→ **Текст документа**
┌────────
Что касается «факта и правды», признаюсь, лучшее в этой картине — вымысел. Фильм начинается в Тувинской автономной области, к северо-западу от Монголии: старик исполняет горловую песню о прекрасной горе. Еще есть эпизод, где двое детей — одному двенадцать, другому четырнадцать — поют песню о любви. Какое это имеет отношение к фильму о вере, спросите вы? Самое прямое. Я просто объявляю эти песни религиозными гимнами. Дальше в фильме — люди, погруженные в молитву. Мы ехали куда-то снимать, увидели вдалеке замерзшее озеро, на котором сотни людей рыбачили, просверлив во льду лунки, и я остановил автобус. Было очень холодно, они сидели на корточках, поближе к земле, спиной к ветру, и все смотрели в одну сторону, как будто пребывая в медитации. В фильме эта картина становится молитвой паломников.

«Звон из глубины» — это не попытка сообщить зрителю факты о жизни в России и отнюдь не этнографический фильм. Как стихотворение Гёльдерлина о буре в Альпах — не сводка погоды за 1802 год.

Легенда о граде Китеже — плод вашего воображения или она действительно существует?

Я услышал эту историю, когда был в России, и в нее на самом деле многие верят. В течение сотен лет город Китеж систематически разоряли татары, и жители взмолились об избавлении. Тогда Бог ниспослал им архангела, который погрузил город в бездонное озеро, где они отныне живут безмятежно, славят Господа и звонят в колокола. Летом паломники ползают на коленях по берегу озера и творят молитвы, но я там был зимой, когда озеро затянуло льдом. Я хотел снять, как паломники ползают по льду, пытаясь увидеть пропавший город, но паломников не наблюдалось, так что я заплатил двум алкашам из соседней деревни. Один лег и уткнулся лицом в лед, как будто ушел в глубокую медитацию. Бухгалтерская правда: он был пьян в стельку и уснул, так что после съемок эпизода нам пришлось его будить.
└────────
→ **Задание A**
Укажи, сколько строк ниже содержат строку «达州职业技术学院的专升本条件是什么» с учетом регистра, и в ответе приведи только число.

→ **Строки для задания**
┌────────
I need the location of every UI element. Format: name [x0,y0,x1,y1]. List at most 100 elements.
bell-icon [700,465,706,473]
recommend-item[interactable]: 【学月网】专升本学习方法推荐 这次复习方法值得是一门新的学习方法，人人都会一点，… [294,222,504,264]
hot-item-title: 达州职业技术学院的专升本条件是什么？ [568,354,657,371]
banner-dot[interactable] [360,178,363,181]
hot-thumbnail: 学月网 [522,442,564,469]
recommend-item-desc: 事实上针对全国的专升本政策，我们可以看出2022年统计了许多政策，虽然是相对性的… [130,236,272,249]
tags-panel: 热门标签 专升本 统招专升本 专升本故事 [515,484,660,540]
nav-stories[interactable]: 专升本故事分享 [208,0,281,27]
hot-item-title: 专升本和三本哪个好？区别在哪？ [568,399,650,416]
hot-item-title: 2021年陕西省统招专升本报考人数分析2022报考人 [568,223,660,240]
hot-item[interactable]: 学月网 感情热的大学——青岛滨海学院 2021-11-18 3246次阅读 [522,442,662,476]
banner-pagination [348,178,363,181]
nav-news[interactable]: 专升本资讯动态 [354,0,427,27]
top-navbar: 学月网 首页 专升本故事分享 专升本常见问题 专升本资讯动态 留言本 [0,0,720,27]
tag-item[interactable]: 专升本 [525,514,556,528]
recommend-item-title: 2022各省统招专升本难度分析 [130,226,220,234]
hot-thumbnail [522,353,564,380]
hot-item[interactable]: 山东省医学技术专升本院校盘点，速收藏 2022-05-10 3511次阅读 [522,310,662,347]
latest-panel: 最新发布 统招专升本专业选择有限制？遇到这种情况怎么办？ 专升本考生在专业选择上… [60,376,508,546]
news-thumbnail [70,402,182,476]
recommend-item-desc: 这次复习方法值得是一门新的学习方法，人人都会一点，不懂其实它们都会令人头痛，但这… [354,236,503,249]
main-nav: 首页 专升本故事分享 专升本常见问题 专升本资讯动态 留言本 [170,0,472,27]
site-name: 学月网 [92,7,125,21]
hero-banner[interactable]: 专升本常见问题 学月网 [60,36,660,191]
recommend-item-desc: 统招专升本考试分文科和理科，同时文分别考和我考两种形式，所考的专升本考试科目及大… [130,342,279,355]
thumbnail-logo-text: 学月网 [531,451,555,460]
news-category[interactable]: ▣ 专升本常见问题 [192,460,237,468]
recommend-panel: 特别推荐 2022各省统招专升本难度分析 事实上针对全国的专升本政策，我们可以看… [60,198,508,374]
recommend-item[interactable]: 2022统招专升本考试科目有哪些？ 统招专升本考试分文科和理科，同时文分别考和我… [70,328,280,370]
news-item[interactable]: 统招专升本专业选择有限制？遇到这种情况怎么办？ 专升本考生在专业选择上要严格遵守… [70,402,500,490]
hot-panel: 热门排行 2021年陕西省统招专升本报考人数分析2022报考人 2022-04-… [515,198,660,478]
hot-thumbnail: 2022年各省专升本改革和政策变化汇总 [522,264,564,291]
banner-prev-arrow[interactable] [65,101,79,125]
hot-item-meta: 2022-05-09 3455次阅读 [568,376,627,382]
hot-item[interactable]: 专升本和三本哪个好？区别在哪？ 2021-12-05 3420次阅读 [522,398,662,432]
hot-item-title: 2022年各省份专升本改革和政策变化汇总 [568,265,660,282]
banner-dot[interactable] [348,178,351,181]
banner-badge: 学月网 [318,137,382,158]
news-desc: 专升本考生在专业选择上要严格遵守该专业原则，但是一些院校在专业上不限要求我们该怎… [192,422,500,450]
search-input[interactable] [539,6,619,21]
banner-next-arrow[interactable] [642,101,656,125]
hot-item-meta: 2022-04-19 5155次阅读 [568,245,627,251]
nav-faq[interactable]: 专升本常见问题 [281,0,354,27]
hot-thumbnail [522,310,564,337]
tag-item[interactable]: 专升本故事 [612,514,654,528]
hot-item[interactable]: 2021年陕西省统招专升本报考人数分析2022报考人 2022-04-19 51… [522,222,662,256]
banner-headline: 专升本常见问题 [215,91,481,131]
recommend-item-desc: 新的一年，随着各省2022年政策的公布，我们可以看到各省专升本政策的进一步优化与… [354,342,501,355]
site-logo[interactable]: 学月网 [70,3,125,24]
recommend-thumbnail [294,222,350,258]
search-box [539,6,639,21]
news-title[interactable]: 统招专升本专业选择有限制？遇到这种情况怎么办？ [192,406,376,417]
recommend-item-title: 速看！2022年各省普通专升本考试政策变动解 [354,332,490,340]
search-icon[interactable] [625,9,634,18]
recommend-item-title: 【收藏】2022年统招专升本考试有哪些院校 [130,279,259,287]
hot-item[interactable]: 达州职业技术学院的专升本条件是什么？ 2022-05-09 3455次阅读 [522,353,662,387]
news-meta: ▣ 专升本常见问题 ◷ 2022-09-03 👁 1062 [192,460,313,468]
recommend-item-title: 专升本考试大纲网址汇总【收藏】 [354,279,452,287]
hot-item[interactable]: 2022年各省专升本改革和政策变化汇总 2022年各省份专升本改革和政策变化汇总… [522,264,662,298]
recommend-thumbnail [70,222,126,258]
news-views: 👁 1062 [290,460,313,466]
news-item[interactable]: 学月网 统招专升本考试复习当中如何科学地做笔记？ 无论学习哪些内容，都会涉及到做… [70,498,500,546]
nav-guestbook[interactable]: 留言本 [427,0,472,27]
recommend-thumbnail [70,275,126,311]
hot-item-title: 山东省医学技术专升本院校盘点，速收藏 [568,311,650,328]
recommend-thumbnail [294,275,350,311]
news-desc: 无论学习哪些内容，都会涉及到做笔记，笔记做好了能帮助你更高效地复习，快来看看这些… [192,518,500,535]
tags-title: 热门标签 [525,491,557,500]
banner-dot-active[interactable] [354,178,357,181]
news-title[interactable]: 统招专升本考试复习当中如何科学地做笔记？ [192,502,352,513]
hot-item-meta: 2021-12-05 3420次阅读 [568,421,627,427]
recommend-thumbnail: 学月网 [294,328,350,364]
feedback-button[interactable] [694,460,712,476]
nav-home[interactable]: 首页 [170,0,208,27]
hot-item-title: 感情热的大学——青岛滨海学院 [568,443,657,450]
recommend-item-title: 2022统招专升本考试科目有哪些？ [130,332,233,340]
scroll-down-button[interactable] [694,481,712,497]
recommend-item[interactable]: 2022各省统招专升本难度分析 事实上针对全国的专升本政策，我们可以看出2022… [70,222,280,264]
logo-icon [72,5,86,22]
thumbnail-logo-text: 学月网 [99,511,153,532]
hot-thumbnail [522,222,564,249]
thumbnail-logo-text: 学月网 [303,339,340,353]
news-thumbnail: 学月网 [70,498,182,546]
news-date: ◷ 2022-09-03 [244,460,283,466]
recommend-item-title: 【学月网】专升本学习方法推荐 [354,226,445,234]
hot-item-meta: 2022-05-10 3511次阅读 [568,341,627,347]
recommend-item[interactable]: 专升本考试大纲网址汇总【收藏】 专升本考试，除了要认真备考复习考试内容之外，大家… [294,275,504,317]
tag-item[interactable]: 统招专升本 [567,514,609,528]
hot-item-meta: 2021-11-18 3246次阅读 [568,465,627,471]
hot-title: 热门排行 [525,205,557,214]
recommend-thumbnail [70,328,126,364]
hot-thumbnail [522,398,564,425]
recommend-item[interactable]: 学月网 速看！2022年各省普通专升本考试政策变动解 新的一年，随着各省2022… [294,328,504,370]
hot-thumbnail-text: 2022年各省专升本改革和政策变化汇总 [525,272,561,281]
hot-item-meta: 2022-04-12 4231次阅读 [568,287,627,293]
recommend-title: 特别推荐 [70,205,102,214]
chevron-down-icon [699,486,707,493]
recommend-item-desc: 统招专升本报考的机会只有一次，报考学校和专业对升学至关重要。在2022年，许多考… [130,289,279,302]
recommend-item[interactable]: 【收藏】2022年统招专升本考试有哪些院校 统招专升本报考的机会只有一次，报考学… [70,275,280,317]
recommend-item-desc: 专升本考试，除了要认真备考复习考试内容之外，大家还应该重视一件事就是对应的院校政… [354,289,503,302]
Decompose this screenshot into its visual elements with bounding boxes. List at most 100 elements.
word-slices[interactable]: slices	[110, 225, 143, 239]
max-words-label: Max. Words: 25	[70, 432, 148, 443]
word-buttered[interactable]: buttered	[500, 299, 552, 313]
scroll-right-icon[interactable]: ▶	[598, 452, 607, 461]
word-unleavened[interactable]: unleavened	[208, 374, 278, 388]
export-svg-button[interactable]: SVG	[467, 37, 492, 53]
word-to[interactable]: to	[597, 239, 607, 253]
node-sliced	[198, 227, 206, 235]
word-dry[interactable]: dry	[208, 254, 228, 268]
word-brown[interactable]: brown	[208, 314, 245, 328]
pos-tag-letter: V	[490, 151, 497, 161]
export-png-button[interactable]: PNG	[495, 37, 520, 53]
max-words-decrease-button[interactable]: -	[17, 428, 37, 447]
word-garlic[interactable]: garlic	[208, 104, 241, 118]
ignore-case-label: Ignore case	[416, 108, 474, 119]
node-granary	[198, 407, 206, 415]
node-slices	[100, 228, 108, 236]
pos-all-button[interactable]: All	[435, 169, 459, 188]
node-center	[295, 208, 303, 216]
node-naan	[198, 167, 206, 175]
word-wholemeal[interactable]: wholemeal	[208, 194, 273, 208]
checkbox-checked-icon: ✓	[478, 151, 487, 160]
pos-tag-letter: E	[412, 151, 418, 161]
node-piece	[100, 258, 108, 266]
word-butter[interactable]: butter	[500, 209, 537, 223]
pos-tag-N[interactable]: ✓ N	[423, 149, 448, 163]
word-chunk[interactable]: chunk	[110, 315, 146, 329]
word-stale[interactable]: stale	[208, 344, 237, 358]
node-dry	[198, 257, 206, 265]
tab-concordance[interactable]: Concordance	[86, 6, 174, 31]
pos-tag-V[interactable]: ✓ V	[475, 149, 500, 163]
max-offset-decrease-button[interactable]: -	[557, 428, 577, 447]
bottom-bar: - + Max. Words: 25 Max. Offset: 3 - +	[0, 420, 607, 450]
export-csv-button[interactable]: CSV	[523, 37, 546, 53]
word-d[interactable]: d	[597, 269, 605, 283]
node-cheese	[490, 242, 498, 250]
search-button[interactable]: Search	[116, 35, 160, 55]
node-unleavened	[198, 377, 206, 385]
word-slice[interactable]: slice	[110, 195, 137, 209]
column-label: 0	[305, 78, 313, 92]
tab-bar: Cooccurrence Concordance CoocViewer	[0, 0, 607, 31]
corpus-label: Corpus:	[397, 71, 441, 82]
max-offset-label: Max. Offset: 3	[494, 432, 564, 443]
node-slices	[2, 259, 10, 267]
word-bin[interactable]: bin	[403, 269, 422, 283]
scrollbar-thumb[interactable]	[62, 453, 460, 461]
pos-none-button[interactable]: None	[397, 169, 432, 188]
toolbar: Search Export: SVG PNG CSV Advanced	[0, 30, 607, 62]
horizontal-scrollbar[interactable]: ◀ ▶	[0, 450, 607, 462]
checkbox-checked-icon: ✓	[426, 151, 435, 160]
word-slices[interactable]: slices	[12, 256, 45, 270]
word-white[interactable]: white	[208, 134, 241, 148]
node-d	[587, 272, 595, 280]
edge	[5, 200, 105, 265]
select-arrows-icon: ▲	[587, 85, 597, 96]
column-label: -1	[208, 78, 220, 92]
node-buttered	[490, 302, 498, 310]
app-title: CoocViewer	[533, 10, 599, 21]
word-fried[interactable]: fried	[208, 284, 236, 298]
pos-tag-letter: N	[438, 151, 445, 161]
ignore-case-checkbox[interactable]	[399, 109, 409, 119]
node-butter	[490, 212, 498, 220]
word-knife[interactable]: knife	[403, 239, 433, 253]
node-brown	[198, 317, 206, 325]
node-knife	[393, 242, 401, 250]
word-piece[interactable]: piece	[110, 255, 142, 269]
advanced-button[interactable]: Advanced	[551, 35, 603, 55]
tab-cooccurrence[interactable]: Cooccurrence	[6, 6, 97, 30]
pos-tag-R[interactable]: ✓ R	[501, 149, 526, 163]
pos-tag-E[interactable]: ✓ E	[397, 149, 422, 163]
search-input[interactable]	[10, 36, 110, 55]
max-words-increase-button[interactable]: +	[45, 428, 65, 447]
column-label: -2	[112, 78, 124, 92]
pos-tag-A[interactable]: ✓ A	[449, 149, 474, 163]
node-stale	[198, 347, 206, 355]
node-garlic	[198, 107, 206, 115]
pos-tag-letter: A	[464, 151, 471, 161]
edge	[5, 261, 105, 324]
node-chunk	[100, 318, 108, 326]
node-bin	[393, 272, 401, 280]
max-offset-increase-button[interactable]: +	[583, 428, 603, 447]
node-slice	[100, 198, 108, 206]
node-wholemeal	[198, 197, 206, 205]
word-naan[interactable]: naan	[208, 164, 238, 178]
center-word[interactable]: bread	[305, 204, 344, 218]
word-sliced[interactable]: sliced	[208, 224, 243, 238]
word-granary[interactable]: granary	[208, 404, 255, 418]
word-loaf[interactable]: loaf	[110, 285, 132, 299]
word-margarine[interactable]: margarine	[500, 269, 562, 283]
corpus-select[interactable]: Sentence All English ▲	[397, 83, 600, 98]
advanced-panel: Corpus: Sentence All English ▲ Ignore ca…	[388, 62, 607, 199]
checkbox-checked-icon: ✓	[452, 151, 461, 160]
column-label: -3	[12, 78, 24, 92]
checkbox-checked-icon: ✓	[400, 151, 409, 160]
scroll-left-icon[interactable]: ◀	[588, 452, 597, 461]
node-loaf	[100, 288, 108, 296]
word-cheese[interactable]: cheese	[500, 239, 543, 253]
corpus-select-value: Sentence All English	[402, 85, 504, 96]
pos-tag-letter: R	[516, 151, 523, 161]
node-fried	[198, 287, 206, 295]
└────────
→ **Задание B**
Выпиши все названия стран, областей, гор и городов, которые упоминаются в тексте документа.

→ **Полный ответ A**
2

→ **Полный ответ B**
Тувинская автономная область, Монголия, Россия, Альпы, Китеж